Of all the lines in these entries, how many contain the string "wants"? Give only that count.

[Saved data entries]

++++++++++++++++++++

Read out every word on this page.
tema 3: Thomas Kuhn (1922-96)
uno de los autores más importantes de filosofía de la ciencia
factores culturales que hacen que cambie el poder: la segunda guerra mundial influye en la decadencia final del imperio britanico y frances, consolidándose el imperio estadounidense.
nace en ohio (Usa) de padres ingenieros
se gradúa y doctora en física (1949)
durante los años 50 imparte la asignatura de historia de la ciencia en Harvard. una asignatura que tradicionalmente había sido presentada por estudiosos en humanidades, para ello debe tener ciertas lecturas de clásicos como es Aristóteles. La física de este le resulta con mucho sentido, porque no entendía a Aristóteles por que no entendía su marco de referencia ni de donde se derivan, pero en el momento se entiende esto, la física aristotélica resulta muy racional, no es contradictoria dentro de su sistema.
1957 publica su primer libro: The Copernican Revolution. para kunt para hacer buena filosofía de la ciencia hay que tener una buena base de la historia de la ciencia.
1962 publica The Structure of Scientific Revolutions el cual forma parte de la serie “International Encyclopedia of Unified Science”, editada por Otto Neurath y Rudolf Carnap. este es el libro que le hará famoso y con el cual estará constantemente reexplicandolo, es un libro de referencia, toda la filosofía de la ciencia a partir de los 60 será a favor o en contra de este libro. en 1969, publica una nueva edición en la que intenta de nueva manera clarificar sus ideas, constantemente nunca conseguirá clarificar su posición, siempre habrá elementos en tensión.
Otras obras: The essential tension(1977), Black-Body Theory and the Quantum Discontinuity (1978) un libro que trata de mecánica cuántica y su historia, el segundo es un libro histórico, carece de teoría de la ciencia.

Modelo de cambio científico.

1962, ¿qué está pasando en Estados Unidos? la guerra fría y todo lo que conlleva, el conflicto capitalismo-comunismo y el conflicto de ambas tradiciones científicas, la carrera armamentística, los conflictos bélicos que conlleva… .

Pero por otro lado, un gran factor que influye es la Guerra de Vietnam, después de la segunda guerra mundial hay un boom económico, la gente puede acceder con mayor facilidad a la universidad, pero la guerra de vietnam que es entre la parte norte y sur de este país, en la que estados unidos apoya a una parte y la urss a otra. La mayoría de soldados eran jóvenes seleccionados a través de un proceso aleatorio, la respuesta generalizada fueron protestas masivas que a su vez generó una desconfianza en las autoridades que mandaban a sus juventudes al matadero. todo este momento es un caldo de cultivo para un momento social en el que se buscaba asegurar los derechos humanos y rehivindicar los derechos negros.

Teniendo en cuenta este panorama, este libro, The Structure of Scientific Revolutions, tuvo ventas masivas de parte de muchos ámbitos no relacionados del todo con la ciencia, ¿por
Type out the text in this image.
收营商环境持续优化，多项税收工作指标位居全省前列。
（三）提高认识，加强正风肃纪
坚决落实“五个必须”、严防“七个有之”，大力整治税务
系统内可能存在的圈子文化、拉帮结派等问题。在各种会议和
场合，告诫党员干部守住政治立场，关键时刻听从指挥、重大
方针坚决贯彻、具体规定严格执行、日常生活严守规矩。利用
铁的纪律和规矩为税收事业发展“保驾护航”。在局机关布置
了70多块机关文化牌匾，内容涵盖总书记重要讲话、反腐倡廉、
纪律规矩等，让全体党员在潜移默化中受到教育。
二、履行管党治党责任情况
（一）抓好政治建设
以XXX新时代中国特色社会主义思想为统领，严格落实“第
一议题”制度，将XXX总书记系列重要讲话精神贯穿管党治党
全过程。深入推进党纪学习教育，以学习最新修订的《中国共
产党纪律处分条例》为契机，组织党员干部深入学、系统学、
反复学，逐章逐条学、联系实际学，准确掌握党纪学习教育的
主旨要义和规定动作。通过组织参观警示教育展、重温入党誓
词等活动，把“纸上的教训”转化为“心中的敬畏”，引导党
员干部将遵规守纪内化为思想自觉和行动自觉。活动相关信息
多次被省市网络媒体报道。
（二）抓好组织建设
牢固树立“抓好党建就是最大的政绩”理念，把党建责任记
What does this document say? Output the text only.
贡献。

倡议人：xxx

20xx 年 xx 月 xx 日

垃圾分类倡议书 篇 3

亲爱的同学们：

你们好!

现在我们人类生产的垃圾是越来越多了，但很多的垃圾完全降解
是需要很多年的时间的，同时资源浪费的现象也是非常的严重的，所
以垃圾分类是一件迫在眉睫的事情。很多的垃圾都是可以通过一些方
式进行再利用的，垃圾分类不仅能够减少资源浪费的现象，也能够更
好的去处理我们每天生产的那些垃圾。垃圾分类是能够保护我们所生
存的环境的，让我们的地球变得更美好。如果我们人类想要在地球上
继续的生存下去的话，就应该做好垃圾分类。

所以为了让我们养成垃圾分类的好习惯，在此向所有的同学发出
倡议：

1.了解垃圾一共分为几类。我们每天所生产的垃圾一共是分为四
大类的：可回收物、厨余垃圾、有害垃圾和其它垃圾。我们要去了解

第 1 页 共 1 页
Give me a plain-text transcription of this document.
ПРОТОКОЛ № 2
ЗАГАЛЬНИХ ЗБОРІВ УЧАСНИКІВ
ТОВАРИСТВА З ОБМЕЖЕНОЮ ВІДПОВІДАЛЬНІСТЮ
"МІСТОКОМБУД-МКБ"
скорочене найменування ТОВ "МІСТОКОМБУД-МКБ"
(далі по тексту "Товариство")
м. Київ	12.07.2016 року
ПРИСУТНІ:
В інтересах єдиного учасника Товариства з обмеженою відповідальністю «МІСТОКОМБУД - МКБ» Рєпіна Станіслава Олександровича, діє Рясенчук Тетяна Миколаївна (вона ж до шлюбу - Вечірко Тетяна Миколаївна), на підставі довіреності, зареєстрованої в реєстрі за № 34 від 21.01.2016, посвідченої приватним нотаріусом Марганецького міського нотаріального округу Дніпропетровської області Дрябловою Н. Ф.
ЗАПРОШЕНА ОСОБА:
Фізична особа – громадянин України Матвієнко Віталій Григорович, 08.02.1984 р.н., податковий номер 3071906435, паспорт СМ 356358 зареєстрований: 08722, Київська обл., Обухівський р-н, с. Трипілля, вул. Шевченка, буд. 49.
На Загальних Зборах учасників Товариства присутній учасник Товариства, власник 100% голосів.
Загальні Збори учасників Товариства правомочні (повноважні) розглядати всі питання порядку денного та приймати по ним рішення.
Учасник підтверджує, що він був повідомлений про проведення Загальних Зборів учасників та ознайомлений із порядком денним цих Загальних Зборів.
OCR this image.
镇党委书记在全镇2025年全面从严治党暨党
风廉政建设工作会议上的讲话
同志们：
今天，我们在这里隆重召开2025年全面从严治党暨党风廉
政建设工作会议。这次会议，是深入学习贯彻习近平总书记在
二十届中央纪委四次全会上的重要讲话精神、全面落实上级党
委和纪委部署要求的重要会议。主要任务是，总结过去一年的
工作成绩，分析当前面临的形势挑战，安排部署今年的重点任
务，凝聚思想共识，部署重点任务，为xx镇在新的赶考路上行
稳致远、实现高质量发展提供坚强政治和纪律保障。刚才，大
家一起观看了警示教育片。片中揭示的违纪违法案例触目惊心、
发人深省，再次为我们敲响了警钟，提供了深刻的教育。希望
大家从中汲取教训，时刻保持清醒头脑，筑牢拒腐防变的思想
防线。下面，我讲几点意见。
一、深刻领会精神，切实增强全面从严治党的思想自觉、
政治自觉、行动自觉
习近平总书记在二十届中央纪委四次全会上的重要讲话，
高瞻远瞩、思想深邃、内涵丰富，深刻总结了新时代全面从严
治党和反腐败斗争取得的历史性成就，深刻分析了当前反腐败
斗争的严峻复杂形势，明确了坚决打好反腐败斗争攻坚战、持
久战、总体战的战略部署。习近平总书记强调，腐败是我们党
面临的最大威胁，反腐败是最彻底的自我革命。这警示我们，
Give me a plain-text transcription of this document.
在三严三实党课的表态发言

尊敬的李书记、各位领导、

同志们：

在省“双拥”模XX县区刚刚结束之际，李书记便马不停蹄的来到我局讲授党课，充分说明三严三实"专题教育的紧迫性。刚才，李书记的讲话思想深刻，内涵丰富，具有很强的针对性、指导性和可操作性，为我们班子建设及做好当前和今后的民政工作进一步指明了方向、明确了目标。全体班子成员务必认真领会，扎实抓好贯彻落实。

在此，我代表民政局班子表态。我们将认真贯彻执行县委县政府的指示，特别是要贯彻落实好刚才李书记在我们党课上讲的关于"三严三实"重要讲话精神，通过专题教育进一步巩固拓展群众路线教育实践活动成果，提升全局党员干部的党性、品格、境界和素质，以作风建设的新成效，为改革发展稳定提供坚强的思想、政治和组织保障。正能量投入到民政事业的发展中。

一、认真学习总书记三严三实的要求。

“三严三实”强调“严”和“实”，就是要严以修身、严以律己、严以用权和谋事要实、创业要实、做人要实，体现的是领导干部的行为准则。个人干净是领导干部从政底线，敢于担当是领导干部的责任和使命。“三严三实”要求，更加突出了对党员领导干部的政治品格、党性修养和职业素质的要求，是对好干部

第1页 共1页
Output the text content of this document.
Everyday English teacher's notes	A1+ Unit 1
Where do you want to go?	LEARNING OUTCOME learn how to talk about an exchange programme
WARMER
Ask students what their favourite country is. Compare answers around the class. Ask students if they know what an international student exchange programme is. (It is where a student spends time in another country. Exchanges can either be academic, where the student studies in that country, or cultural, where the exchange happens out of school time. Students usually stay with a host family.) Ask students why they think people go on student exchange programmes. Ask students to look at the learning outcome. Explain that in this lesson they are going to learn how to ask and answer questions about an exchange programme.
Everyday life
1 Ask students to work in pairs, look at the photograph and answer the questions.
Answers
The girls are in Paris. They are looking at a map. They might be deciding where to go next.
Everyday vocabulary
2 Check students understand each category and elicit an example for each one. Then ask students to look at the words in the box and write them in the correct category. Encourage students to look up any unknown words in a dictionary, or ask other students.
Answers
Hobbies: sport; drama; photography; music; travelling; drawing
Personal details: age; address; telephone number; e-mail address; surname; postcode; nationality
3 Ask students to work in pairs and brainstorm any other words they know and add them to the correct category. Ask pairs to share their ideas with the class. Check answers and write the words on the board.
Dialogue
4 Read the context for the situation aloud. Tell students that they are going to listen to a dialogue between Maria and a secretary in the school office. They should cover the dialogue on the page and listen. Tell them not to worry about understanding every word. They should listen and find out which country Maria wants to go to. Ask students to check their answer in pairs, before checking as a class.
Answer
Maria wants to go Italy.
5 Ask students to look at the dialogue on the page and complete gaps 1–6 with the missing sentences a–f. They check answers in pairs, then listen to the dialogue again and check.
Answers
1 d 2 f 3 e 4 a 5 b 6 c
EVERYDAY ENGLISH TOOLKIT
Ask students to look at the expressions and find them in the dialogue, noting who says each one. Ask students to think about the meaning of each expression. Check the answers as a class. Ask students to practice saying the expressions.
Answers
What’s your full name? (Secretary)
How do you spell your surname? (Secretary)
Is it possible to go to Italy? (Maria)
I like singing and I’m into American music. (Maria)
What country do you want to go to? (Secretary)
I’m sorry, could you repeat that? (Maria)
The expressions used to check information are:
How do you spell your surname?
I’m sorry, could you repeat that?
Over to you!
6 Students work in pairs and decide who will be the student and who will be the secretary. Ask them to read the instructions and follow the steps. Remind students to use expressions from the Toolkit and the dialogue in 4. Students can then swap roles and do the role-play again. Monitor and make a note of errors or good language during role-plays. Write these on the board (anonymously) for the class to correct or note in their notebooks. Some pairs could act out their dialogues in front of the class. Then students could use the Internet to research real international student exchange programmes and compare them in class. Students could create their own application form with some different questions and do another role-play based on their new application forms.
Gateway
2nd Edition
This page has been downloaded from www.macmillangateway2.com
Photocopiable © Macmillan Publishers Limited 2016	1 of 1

++++++++++++++++++++

REPLY - 2